> **Task directions**: Take every line from the listing below that contains "قرينة".

> **Dataset entries**:
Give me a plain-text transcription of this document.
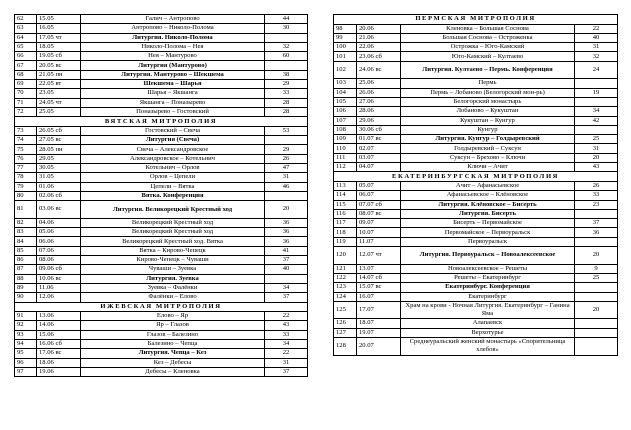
62	15.05	Галич – Антропово	44
63	16.05	Антропово – Николо-Полома	30
64	17.05 чт	Литургия. Николо-Полома	
65	18.05	Николо-Полома – Нея	32
66	19.05 сб	Нея – Мантурово	60
67	20.05 вс	Литургия (Мантурово)	
68	21.05 пн	Литургия. Мантурово – Шекшема	38
69	22.05 вт	Шекшема – Шарья	29
70	23.05	Шарья – Якшанга	33
71	24.05 чт	Якшанга – Поназырево	28
72	25.05	Поназырево – Гостовский	28
ВЯТСКАЯ МИТРОПОЛИЯ			
73	26.05 сб	Гостовский – Свеча	53
74	27.05 вс	Литургия (Свеча)	
75	28.05 пн	Свеча – Александровское	29
76	29.05	Александровское – Котельнич	26
77	30.05	Котельнич – Орлов	47
78	31.05	Орлов – Цепели	31
79	01.06	Цепели – Вятка	46
80	02.06 сб	Вятка. Конференция	
81	03.06 вс	Литургия. Великорецкий Крестный ход	20
82	04.06	Великорецкий Крестный ход	36
83	05.06	Великорецкий Крестный ход	36
84	06.06	Великорецкий Крестный ход. Вятка	36
85	07.06	Вятка – Кирово-Чепецк	41
86	08.06	Кирово-Чепецк – Чуваши	37
87	09.06 сб	Чуваши – Зуевка	40
88	10.06 вс	Литургия. Зуевка	
89	11.06	Зуевка – Фалёнки	34
90	12.06	Фалёнки – Елово	37
ИЖЕВСКАЯ МИТРОПОЛИЯ			
91	13.06	Елово – Яр	22
92	14.06	Яр – Глазов	43
93	15.06	Глазов – Балезино	33
94	16.06 сб	Балезино – Чепца	34
95	17.06 вс	Литургия. Чепца – Кез	22
96	18.06	Кез – Дебесы	31
97	19.06	Дебесы – Кленовка	37
ПЕРМСКАЯ МИТРОПОЛИЯ			
98	20.06	Кленовка – Большая Соснова	22
99	21.06	Большая Соснова – Остроженка	40
100	22.06	Острожка – Юго-Камский	31
101	23.06 сб	Юго-Камский – Култаево	32
102	24.06 вс	Литургия. Култаево – Пермь. Конференция	24
103	25.06	Пермь	
104	26.06	Пермь – Лобаново (Белогорский мон-рь)	19
105	27.06	Белогорский монастырь	
106	28.06	Лобаново – Кукуштан	34
107	29.06	Кукуштан – Кунгур	42
108	30.06 сб	Кунгур	
109	01.07 вс	Литургия. Кунгур – Голдыревский	25
110	02.07	Голдыревский – Суксун	31
111	03.07	Суксун – Брехово – Ключи	20
112	04.07	Ключи – Ачит	43
ЕКАТЕРИНБУРГСКАЯ МИТРОПОЛИЯ			
113	05.07	Ачит – Афанасьевское	26
114	06.07	Афанасьевское – Клёновское	33
115	07.07 сб	Литургия. Клёновское – Бисерть	23
116	08.07 вс	Литургия. Бисерть	
117	09.07	Бисерть – Первомайское	37
118	10.07	Первомайское – Первоуральск	36
119	11.07	Первоуральск	
120	12.07 чт	Литургия. Первоуральск – Новоалексеевское	20
121	13.07	Новоалексеевское – Решеты	9
122	14.07 сб	Решеты – Екатеринбург	25
123	15.07 вс	Екатеринбург. Конференция	
124	16.07	Екатеринбург	
125	17.07	Храм на крови - Ночная Литургия. Екатеринбург – Ганина Яма	20
126	18.07	Алапаевск	
127	19.07	Верхотурье	
128	20.07	Среднеуральский женский монастырь «Спорительница хлебов»	
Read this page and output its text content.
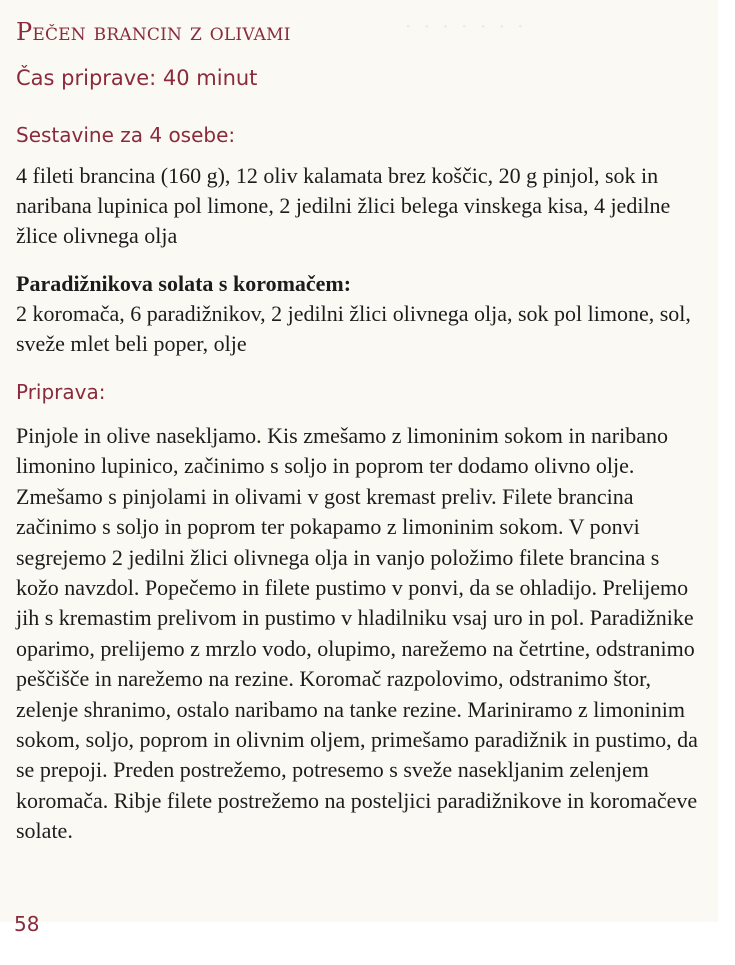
· · · · · · ·
Pečen brancin z olivami
Čas priprave: 40 minut
Sestavine za 4 osebe:

4 fileti brancina (160 g), 12 oliv kalamata brez koščic, 20 g pinjol, sok in naribana lupinica pol limone, 2 jedilni žlici belega vinskega kisa, 4 jedilne žlice olivnega olja

Paradižnikova solata s koromačem:
2 koromača, 6 paradižnikov, 2 jedilni žlici olivnega olja, sok pol limone, sol, sveže mlet beli poper, olje
Priprava:

Pinjole in olive nasekljamo. Kis zmešamo z limoninim sokom in naribano limonino lupinico, začinimo s soljo in poprom ter dodamo olivno olje. Zmešamo s pinjolami in olivami v gost kremast preliv. Filete brancina začinimo s soljo in poprom ter pokapamo z limoninim sokom. V ponvi segrejemo 2 jedilni žlici olivnega olja in vanjo položimo filete brancina s kožo navzdol. Popečemo in filete pustimo v ponvi, da se ohladijo. Prelijemo jih s kremastim prelivom in pustimo v hladilniku vsaj uro in pol. Paradižnike oparimo, prelijemo z mrzlo vodo, olupimo, narežemo na četrtine, odstranimo peščišče in narežemo na rezine. Koromač razpolovimo, odstranimo štor, zelenje shranimo, ostalo naribamo na tanke rezine. Mariniramo z limoninim sokom, soljo, poprom in olivnim oljem, primešamo paradižnik in pustimo, da se prepoji. Preden postrežemo, potresemo s sveže nasekljanim zelenjem koromača. Ribje filete postrežemo na posteljici paradižnikove in koromačeve solate.

58
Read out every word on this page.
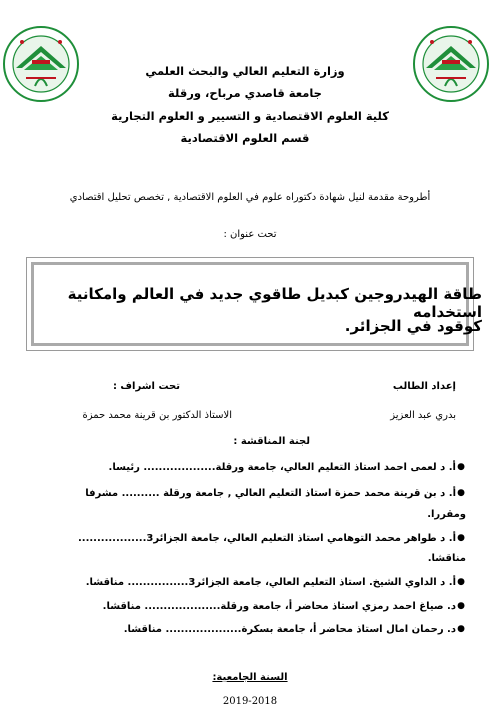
وزارة التعليم العالي والبحث العلمي
جامعة قاصدي مرباح، ورقلة
كلية العلوم الاقتصادية و التسيير و العلوم التجارية
قسم العلوم الاقتصادية
أطروحة مقدمة لنيل شهادة دكتوراه علوم في العلوم الاقتصادية , تخصص تحليل اقتصادي
تحت عنوان :
طاقة الهيدروجين كبديل طاقوي جديد في العالم وامكانية استخدامه
كوقود في الجزائر.
إعداد الطالب
تحت اشراف :
بدري عبد العزيز
الاستاذ الدكتور بن قرينة محمد حمزة
لجنة المناقشة :
●
أ. د لعمى احمد استاذ التعليم العالي، جامعة ورقلة................... رئيسا.
●
أ. د بن قرينة محمد حمزة استاذ التعليم العالي , جامعة ورقلة .......... مشرفا
ومقررا.
●
أ. د طواهر محمد التوهامي استاذ التعليم العالي، جامعة الجزائر3..................
مناقشا.
●
أ. د الداوي الشيخ. استاذ التعليم العالي، جامعة الجزائر3................ مناقشا.
●
د. صياغ احمد رمزي استاذ محاضر أ، جامعة ورقلة.................... مناقشا.
●
د. رحمان امال استاذ محاضر أ، جامعة بسكرة.................... مناقشا.
السنة الجامعية:
2019-2018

> **The answer**:
الاستاذ الدكتور بن قرينة محمد حمزة
أ. د بن قرينة محمد حمزة استاذ التعليم العالي , جامعة ورقلة .......... مشرفا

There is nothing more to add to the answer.